• What is asked: List each line in which the string "дыхательных" appears.

* start Dataset excerpts *

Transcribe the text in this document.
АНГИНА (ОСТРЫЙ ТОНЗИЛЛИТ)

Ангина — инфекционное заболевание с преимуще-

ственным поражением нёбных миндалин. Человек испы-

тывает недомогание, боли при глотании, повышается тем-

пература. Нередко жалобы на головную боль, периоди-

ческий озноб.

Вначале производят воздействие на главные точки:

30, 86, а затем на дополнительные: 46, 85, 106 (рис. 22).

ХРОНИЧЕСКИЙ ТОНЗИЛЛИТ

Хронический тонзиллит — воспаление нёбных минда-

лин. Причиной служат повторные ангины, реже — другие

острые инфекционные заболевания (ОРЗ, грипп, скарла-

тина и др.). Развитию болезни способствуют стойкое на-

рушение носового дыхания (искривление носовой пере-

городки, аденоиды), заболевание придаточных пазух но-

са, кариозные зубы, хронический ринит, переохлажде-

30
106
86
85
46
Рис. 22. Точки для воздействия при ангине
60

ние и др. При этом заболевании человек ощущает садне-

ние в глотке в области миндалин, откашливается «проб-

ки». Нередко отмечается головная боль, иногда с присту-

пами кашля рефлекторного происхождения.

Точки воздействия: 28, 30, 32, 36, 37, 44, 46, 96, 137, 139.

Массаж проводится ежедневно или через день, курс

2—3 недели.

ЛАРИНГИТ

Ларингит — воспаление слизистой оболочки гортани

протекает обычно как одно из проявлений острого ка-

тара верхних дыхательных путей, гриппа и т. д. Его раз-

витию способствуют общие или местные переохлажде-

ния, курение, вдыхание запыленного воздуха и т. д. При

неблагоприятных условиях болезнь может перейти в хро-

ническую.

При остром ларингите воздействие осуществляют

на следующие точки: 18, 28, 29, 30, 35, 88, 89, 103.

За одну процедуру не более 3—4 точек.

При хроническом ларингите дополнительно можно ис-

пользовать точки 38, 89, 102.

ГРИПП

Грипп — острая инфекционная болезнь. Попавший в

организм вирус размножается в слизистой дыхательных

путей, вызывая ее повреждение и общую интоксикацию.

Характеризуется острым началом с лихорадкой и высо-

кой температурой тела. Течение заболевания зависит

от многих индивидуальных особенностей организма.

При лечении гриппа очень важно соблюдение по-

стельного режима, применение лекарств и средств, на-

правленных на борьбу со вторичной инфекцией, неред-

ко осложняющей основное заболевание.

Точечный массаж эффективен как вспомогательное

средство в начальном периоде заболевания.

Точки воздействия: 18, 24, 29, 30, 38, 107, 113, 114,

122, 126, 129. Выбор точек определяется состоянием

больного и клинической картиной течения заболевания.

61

* end Dataset excerpts *

• Exercise output:
тара верхних дыхательных путей, гриппа и т. д. Его раз-
организм вирус размножается в слизистой дыхательных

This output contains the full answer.